- _Extracted data_
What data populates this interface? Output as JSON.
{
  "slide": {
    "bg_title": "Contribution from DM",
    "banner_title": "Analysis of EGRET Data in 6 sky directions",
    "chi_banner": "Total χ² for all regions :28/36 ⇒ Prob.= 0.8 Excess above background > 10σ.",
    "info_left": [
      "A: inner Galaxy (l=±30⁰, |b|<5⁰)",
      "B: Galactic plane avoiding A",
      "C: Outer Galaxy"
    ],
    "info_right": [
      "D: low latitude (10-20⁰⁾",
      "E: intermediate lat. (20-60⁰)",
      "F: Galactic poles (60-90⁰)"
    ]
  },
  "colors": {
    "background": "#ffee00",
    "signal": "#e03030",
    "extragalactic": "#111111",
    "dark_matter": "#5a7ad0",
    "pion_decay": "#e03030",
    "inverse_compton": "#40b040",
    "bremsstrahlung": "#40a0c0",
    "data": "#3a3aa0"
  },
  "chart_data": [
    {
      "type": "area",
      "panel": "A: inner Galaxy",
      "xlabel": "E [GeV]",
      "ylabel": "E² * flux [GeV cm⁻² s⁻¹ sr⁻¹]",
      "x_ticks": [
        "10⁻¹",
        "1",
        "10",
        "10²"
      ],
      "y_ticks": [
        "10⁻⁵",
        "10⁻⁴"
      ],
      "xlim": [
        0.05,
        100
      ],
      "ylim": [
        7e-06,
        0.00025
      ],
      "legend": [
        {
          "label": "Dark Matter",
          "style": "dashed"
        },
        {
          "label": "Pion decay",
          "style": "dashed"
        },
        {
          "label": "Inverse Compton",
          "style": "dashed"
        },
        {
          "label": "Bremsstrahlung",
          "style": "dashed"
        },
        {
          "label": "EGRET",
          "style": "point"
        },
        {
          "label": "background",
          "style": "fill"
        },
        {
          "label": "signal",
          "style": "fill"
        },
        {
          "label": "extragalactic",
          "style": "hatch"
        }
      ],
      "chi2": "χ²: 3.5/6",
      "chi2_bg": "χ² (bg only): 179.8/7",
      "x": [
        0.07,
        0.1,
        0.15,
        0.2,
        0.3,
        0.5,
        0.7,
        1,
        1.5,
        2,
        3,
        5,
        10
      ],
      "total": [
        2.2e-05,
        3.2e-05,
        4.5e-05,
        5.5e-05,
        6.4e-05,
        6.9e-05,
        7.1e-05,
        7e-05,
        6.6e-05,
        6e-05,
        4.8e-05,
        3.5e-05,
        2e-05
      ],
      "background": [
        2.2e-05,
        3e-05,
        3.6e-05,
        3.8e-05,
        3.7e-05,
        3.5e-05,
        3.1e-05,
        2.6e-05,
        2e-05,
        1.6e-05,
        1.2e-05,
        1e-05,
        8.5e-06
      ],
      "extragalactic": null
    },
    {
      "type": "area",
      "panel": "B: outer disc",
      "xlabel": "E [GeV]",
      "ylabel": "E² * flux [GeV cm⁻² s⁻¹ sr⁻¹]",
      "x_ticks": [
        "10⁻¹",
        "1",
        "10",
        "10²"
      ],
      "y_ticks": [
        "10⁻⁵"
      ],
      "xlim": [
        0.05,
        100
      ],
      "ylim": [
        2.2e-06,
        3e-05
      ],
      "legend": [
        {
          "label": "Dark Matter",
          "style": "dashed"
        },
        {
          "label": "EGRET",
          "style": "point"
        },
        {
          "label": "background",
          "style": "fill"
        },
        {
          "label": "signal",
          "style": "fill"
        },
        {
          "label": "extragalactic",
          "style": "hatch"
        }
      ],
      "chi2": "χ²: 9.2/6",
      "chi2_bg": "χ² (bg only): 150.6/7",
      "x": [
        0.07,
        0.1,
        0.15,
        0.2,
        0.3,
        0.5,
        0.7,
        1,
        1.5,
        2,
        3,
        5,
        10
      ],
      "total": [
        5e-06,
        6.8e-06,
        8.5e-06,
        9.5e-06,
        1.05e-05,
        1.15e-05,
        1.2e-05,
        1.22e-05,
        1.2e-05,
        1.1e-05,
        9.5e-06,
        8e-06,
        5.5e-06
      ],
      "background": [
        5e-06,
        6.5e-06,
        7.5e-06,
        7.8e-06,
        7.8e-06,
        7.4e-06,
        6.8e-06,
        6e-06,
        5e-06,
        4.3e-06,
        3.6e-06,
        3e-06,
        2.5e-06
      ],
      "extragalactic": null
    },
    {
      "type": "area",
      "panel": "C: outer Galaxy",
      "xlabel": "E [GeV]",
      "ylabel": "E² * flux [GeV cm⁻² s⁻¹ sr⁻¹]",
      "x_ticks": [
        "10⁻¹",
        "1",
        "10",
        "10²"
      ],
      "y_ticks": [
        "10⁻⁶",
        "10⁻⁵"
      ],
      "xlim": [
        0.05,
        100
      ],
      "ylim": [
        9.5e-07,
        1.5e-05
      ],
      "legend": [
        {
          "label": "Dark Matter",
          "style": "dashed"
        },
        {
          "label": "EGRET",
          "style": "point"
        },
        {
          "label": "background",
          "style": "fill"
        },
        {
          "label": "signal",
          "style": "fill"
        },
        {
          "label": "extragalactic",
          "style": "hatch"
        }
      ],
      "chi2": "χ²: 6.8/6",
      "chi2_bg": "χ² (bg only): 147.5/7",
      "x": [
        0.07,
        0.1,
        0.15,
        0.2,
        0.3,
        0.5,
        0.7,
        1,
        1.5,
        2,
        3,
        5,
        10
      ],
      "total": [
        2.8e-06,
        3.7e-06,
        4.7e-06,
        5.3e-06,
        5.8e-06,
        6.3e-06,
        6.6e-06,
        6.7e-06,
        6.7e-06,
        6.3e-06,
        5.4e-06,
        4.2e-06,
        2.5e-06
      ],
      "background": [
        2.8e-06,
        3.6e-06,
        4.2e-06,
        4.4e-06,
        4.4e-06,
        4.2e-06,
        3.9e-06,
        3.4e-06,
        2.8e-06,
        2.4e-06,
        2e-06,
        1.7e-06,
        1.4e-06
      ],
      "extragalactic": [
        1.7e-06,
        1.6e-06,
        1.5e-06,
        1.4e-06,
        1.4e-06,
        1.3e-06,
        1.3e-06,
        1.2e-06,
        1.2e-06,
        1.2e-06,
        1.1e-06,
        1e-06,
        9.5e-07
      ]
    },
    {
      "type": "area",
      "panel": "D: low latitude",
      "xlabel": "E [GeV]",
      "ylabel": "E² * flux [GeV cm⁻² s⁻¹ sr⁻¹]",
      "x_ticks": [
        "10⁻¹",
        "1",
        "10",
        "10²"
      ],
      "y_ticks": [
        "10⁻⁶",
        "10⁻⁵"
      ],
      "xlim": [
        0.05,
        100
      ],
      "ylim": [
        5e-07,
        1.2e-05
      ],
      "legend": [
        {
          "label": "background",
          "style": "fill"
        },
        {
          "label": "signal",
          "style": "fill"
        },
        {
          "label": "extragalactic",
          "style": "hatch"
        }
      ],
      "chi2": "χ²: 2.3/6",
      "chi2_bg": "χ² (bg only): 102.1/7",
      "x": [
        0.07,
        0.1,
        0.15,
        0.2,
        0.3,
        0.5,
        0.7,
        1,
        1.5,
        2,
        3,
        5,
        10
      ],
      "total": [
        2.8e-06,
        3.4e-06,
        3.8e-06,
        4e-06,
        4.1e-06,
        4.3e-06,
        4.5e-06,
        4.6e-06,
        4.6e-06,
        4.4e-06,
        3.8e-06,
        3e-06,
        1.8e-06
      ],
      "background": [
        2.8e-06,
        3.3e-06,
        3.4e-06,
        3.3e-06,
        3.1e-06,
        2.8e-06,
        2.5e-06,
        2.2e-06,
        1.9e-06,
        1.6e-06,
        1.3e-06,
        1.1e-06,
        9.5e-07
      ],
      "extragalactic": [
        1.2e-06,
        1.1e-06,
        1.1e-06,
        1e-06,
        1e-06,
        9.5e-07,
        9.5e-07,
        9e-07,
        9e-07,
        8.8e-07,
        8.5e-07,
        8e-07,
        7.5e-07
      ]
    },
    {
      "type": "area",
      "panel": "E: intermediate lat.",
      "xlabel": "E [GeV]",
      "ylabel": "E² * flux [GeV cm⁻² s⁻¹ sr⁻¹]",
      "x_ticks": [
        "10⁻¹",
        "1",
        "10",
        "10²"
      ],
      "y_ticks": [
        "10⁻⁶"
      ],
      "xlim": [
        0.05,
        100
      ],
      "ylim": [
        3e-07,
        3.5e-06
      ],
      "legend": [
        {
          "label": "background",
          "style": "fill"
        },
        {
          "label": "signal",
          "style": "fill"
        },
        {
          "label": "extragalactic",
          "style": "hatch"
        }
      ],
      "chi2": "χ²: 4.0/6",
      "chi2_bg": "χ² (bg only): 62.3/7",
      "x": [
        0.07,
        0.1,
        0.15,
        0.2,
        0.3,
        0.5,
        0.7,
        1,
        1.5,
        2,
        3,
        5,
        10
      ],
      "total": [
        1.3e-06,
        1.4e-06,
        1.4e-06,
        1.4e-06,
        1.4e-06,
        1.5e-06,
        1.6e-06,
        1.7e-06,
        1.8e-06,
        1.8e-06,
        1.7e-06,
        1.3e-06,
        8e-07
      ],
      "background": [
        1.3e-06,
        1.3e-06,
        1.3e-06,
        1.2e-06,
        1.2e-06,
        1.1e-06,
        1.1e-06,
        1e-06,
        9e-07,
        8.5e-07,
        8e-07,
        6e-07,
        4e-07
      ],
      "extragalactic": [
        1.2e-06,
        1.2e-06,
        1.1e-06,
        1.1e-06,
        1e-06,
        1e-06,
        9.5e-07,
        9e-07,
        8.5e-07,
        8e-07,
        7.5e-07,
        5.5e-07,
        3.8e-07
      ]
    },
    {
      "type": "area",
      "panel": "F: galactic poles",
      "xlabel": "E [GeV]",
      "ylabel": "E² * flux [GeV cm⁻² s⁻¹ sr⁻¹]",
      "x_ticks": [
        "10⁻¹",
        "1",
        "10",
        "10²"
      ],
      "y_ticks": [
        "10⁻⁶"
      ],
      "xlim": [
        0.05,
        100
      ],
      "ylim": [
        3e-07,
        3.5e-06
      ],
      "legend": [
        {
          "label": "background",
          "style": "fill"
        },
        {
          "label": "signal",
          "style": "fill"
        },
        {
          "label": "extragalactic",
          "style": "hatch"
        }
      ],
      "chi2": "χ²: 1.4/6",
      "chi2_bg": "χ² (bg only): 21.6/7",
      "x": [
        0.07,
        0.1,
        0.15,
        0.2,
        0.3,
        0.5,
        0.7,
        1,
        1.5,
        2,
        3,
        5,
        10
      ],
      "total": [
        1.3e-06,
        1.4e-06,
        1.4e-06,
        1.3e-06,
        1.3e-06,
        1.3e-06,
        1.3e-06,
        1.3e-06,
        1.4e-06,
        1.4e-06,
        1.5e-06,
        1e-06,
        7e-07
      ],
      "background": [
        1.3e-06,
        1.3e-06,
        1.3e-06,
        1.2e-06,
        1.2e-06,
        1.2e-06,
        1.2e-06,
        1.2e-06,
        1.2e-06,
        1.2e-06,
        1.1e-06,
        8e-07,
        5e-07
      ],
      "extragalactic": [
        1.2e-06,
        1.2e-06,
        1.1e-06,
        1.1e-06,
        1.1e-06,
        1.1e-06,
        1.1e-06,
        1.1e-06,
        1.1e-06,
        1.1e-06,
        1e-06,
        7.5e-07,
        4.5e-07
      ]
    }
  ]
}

- _What this task involves_
Look through the data and gather every line with the string "Galaxy" in it.

- _Full response_
      "A: inner Galaxy (l=±30⁰, |b|<5⁰)",
      "C: Outer Galaxy"
      "panel": "A: inner Galaxy",
      "panel": "C: outer Galaxy",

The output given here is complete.